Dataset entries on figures

____________

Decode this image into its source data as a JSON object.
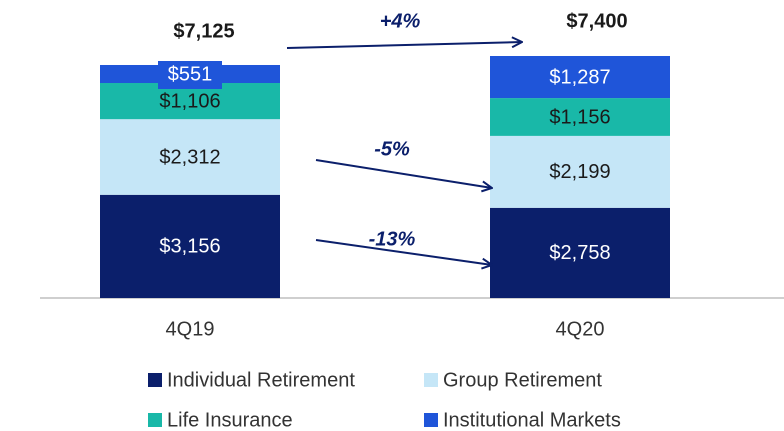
{
  "chart_data": {
    "type": "stacked_bar",
    "categories": [
      "4Q19",
      "4Q20"
    ],
    "series": [
      {
        "name": "Individual Retirement",
        "color": "#0b1f6b",
        "values": [
          3156,
          2758
        ],
        "value_labels": [
          "$3,156",
          "$2,758"
        ]
      },
      {
        "name": "Group Retirement",
        "color": "#c5e6f7",
        "values": [
          2312,
          2199
        ],
        "value_labels": [
          "$2,312",
          "$2,199"
        ]
      },
      {
        "name": "Life Insurance",
        "color": "#19b8a8",
        "values": [
          1106,
          1156
        ],
        "value_labels": [
          "$1,106",
          "$1,156"
        ]
      },
      {
        "name": "Institutional Markets",
        "color": "#1f55d9",
        "values": [
          551,
          1287
        ],
        "value_labels": [
          "$551",
          "$1,287"
        ]
      }
    ],
    "totals": [
      7125,
      7400
    ],
    "total_labels": [
      "$7,125",
      "$7,400"
    ],
    "annotations": [
      "+4%",
      "-5%",
      "-13%"
    ]
  }
}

____________

■ **Exercise**
Copy every entry exactly as written. Pictures are excluded.

■ **Task output**
Decode this image into its source data as a JSON object.
{
  "chart_data": {
    "type": "stacked_bar",
    "categories": [
      "4Q19",
      "4Q20"
    ],
    "series": [
      {
        "name": "Individual Retirement",
        "color": "#0b1f6b",
        "values": [
          3156,
          2758
        ],
        "value_labels": [
          "$3,156",
          "$2,758"
        ]
      },
      {
        "name": "Group Retirement",
        "color": "#c5e6f7",
        "values": [
          2312,
          2199
        ],
        "value_labels": [
          "$2,312",
          "$2,199"
        ]
      },
      {
        "name": "Life Insurance",
        "color": "#19b8a8",
        "values": [
          1106,
          1156
        ],
        "value_labels": [
          "$1,106",
          "$1,156"
        ]
      },
      {
        "name": "Institutional Markets",
        "color": "#1f55d9",
        "values": [
          551,
          1287
        ],
        "value_labels": [
          "$551",
          "$1,287"
        ]
      }
    ],
    "totals": [
      7125,
      7400
    ],
    "total_labels": [
      "$7,125",
      "$7,400"
    ],
    "annotations": [
      "+4%",
      "-5%",
      "-13%"
    ]
  }
}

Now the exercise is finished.